Structured figure records
◆ ◆ ◆

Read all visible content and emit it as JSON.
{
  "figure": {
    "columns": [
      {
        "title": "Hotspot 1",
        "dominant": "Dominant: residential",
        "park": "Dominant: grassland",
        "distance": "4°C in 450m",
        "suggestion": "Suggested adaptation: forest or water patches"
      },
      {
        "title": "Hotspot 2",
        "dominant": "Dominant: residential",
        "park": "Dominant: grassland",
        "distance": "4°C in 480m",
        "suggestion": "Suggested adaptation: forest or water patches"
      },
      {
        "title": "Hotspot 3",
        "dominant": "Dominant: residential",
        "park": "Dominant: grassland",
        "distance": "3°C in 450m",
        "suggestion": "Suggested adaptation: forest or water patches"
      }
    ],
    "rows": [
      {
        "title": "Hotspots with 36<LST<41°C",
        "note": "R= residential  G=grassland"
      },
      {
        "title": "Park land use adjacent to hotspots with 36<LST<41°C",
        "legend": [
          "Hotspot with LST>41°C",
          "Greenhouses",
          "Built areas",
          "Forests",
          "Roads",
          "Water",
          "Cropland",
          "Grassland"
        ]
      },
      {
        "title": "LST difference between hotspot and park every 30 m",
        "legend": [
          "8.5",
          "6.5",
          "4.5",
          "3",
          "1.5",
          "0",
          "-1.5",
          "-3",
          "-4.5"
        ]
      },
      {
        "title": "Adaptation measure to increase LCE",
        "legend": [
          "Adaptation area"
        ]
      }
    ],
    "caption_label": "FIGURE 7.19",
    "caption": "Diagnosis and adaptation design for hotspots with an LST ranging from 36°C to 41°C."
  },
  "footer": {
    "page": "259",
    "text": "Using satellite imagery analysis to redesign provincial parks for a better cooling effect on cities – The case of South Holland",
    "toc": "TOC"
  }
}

◆ ◆ ◆

• EXERCISE AIM
Transcribe every record above exactly as it appears.

• RESPONSE TO THE EXERCISE
Read all visible content and emit it as JSON.
{
  "figure": {
    "columns": [
      {
        "title": "Hotspot 1",
        "dominant": "Dominant: residential",
        "park": "Dominant: grassland",
        "distance": "4°C in 450m",
        "suggestion": "Suggested adaptation: forest or water patches"
      },
      {
        "title": "Hotspot 2",
        "dominant": "Dominant: residential",
        "park": "Dominant: grassland",
        "distance": "4°C in 480m",
        "suggestion": "Suggested adaptation: forest or water patches"
      },
      {
        "title": "Hotspot 3",
        "dominant": "Dominant: residential",
        "park": "Dominant: grassland",
        "distance": "3°C in 450m",
        "suggestion": "Suggested adaptation: forest or water patches"
      }
    ],
    "rows": [
      {
        "title": "Hotspots with 36<LST<41°C",
        "note": "R= residential  G=grassland"
      },
      {
        "title": "Park land use adjacent to hotspots with 36<LST<41°C",
        "legend": [
          "Hotspot with LST>41°C",
          "Greenhouses",
          "Built areas",
          "Forests",
          "Roads",
          "Water",
          "Cropland",
          "Grassland"
        ]
      },
      {
        "title": "LST difference between hotspot and park every 30 m",
        "legend": [
          "8.5",
          "6.5",
          "4.5",
          "3",
          "1.5",
          "0",
          "-1.5",
          "-3",
          "-4.5"
        ]
      },
      {
        "title": "Adaptation measure to increase LCE",
        "legend": [
          "Adaptation area"
        ]
      }
    ],
    "caption_label": "FIGURE 7.19",
    "caption": "Diagnosis and adaptation design for hotspots with an LST ranging from 36°C to 41°C."
  },
  "footer": {
    "page": "259",
    "text": "Using satellite imagery analysis to redesign provincial parks for a better cooling effect on cities – The case of South Holland",
    "toc": "TOC"
  }
}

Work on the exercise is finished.